=== The exercise ===
Locate the lines that hold the string "Cross". Copy every such line.

=== Records for this exercise ===
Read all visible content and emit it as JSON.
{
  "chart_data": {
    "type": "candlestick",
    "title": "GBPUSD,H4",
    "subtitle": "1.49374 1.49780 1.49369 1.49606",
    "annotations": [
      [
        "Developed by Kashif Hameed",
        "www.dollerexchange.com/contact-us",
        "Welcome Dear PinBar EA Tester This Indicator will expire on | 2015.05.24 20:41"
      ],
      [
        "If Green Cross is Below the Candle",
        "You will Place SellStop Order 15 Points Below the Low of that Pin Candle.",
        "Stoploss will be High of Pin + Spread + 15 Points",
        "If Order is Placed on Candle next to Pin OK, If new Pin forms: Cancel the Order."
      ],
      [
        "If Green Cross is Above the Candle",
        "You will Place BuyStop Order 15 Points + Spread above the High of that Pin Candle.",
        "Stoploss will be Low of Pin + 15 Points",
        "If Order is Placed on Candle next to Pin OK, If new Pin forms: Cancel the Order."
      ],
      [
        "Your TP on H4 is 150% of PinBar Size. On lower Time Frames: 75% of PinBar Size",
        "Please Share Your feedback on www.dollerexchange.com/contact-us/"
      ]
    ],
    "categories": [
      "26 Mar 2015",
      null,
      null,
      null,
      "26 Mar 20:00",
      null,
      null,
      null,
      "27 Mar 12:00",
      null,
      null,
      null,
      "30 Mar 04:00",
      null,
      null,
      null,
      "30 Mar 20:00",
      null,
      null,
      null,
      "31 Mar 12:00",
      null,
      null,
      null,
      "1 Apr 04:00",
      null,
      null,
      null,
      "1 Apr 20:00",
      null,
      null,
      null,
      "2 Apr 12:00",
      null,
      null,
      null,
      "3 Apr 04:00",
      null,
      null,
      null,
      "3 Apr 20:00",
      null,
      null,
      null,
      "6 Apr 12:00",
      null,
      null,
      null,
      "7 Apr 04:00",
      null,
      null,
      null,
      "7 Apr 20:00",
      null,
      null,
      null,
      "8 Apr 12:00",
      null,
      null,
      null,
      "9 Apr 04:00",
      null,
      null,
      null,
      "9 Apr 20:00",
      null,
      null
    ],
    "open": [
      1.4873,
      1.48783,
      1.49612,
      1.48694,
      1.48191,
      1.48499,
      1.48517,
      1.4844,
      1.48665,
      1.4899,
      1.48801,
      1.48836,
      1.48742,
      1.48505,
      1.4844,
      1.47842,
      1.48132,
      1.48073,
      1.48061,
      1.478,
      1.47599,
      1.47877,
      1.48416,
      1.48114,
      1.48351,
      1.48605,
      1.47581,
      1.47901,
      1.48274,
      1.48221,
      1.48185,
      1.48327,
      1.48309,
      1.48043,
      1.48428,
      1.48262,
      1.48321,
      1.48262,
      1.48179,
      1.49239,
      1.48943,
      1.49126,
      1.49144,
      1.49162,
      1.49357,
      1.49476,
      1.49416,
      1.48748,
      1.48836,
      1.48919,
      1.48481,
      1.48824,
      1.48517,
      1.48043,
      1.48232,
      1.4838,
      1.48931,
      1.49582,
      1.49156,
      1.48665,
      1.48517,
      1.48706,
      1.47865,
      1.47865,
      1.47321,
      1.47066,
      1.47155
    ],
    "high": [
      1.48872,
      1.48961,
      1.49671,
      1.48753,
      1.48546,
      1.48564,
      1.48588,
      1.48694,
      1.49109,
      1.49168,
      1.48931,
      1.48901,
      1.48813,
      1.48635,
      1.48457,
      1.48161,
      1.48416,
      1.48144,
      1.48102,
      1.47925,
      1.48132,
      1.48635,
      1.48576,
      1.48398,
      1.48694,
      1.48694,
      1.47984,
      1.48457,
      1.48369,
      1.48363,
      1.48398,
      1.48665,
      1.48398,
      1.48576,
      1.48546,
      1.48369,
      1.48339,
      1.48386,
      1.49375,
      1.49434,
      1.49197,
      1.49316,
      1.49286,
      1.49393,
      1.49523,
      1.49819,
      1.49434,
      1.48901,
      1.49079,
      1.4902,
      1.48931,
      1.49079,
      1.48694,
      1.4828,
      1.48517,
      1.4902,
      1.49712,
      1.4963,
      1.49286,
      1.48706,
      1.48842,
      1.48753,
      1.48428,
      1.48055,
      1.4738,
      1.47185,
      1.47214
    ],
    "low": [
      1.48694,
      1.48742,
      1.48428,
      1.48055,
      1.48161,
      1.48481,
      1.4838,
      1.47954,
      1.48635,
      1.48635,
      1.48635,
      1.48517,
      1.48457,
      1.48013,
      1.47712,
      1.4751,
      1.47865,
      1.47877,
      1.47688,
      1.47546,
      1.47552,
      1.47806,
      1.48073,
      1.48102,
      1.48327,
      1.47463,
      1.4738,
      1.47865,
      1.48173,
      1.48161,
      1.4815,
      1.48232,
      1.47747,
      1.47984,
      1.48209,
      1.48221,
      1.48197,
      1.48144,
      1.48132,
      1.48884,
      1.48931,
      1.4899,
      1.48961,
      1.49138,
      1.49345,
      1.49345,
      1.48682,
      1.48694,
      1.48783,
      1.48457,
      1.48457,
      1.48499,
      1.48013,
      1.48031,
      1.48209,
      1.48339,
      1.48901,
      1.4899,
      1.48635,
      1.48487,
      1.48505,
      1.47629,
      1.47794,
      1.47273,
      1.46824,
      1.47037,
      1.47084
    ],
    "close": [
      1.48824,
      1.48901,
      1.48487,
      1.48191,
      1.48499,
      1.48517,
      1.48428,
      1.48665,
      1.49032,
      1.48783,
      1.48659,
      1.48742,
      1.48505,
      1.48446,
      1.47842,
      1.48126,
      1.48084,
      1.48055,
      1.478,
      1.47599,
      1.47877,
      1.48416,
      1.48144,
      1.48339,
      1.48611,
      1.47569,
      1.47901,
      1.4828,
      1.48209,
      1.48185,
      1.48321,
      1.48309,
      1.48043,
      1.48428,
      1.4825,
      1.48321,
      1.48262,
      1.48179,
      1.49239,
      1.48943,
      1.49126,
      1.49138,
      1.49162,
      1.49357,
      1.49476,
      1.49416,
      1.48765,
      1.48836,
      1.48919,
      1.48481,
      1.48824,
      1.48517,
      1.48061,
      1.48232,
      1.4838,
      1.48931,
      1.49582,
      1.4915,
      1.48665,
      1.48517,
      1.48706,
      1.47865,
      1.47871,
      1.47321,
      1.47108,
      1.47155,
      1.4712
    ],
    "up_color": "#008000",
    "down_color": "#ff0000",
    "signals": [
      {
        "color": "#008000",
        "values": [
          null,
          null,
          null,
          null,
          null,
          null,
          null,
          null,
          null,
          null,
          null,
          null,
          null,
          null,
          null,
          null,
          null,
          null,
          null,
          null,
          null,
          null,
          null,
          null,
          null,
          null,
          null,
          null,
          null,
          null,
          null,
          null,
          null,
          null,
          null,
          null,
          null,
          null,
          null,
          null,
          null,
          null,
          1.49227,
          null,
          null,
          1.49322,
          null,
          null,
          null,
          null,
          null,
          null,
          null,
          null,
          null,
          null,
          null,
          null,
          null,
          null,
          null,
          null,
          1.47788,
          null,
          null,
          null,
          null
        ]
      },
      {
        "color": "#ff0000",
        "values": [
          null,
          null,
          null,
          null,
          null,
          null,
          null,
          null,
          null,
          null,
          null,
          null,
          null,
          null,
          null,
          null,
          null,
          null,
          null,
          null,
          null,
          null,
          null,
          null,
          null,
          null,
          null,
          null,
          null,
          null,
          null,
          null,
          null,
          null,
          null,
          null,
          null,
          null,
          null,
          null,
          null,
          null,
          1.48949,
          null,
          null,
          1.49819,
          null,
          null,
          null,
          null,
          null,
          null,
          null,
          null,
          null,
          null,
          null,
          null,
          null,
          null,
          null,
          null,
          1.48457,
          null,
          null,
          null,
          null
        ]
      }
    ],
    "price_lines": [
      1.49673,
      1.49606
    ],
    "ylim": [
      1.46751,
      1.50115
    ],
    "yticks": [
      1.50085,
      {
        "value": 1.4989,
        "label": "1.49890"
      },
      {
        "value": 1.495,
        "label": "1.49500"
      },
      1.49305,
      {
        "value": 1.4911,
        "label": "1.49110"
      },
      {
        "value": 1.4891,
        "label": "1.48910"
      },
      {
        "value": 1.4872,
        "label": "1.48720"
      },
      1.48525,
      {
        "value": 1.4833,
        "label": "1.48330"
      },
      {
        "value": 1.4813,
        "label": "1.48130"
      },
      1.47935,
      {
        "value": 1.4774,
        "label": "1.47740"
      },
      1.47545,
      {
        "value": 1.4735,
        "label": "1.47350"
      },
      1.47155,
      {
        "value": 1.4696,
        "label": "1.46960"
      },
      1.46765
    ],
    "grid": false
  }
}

=== Task output ===
        "If Green Cross is Below the Candle",
        "If Green Cross is Above the Candle",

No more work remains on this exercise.